> [Records shown]:
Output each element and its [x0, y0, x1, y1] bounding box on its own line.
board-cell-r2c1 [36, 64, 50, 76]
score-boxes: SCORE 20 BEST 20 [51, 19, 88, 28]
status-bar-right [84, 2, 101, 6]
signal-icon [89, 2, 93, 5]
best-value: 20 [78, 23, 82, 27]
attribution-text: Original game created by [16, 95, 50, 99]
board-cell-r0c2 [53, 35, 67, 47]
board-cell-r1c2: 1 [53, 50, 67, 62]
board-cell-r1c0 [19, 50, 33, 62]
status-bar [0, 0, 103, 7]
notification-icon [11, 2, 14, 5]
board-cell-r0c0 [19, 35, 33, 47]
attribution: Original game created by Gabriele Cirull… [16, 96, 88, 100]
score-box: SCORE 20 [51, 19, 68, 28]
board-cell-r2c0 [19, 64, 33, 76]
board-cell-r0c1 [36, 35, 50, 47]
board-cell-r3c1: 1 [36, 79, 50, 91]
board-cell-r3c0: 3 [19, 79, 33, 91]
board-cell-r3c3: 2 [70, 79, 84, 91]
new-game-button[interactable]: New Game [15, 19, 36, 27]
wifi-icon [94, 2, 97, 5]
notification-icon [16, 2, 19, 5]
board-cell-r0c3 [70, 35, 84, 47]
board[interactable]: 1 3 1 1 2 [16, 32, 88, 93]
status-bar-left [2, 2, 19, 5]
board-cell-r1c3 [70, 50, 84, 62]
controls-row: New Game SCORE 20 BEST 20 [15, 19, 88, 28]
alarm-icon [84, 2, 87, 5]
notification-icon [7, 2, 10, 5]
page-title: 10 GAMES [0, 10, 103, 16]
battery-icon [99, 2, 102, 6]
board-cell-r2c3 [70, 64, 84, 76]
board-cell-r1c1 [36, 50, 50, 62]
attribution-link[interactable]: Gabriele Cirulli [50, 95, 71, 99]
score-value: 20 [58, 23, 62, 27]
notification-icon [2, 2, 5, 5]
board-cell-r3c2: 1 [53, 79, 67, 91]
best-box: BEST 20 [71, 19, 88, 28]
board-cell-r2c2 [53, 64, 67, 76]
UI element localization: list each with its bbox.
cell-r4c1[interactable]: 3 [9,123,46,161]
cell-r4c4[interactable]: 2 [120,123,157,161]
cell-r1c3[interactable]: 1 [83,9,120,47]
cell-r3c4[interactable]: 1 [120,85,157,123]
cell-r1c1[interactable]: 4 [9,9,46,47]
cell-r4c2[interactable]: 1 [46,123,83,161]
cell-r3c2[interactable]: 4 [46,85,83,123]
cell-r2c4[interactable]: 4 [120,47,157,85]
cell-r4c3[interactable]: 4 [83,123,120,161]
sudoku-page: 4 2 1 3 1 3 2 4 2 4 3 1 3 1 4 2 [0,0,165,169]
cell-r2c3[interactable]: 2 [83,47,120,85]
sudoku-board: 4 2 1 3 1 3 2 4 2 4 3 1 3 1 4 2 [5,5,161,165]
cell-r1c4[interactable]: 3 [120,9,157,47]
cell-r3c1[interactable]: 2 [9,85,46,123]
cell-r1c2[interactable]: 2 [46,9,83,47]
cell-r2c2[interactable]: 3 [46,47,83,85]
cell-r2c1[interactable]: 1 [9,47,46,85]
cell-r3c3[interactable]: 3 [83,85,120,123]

> [Exercise details]: Copy every item above line for line, with no changes to any character.

> [Finished task]:
Output each element and its [x0, y0, x1, y1] bounding box on its own line.
board-cell-r2c1 [36, 64, 50, 76]
score-boxes: SCORE 20 BEST 20 [51, 19, 88, 28]
status-bar-right [84, 2, 101, 6]
signal-icon [89, 2, 93, 5]
best-value: 20 [78, 23, 82, 27]
attribution-text: Original game created by [16, 95, 50, 99]
board-cell-r0c2 [53, 35, 67, 47]
board-cell-r1c2: 1 [53, 50, 67, 62]
board-cell-r1c0 [19, 50, 33, 62]
status-bar [0, 0, 103, 7]
notification-icon [11, 2, 14, 5]
board-cell-r0c0 [19, 35, 33, 47]
attribution: Original game created by Gabriele Cirull… [16, 96, 88, 100]
score-box: SCORE 20 [51, 19, 68, 28]
board-cell-r2c0 [19, 64, 33, 76]
board-cell-r0c1 [36, 35, 50, 47]
board-cell-r3c1: 1 [36, 79, 50, 91]
board-cell-r3c0: 3 [19, 79, 33, 91]
board-cell-r3c3: 2 [70, 79, 84, 91]
new-game-button[interactable]: New Game [15, 19, 36, 27]
wifi-icon [94, 2, 97, 5]
notification-icon [16, 2, 19, 5]
board-cell-r0c3 [70, 35, 84, 47]
board[interactable]: 1 3 1 1 2 [16, 32, 88, 93]
status-bar-left [2, 2, 19, 5]
board-cell-r1c3 [70, 50, 84, 62]
controls-row: New Game SCORE 20 BEST 20 [15, 19, 88, 28]
alarm-icon [84, 2, 87, 5]
notification-icon [7, 2, 10, 5]
page-title: 10 GAMES [0, 10, 103, 16]
battery-icon [99, 2, 102, 6]
board-cell-r2c3 [70, 64, 84, 76]
board-cell-r1c1 [36, 50, 50, 62]
attribution-link[interactable]: Gabriele Cirulli [50, 95, 71, 99]
score-value: 20 [58, 23, 62, 27]
notification-icon [2, 2, 5, 5]
board-cell-r3c2: 1 [53, 79, 67, 91]
best-box: BEST 20 [71, 19, 88, 28]
board-cell-r2c2 [53, 64, 67, 76]
UI element localization: list each with its bbox.
cell-r4c1[interactable]: 3 [9,123,46,161]
cell-r4c4[interactable]: 2 [120,123,157,161]
cell-r1c3[interactable]: 1 [83,9,120,47]
cell-r3c4[interactable]: 1 [120,85,157,123]
cell-r1c1[interactable]: 4 [9,9,46,47]
cell-r4c2[interactable]: 1 [46,123,83,161]
cell-r3c2[interactable]: 4 [46,85,83,123]
cell-r2c4[interactable]: 4 [120,47,157,85]
cell-r4c3[interactable]: 4 [83,123,120,161]
sudoku-page: 4 2 1 3 1 3 2 4 2 4 3 1 3 1 4 2 [0,0,165,169]
cell-r2c3[interactable]: 2 [83,47,120,85]
sudoku-board: 4 2 1 3 1 3 2 4 2 4 3 1 3 1 4 2 [5,5,161,165]
cell-r1c4[interactable]: 3 [120,9,157,47]
cell-r3c1[interactable]: 2 [9,85,46,123]
cell-r1c2[interactable]: 2 [46,9,83,47]
cell-r2c2[interactable]: 3 [46,47,83,85]
cell-r2c1[interactable]: 1 [9,47,46,85]
cell-r3c3[interactable]: 3 [83,85,120,123]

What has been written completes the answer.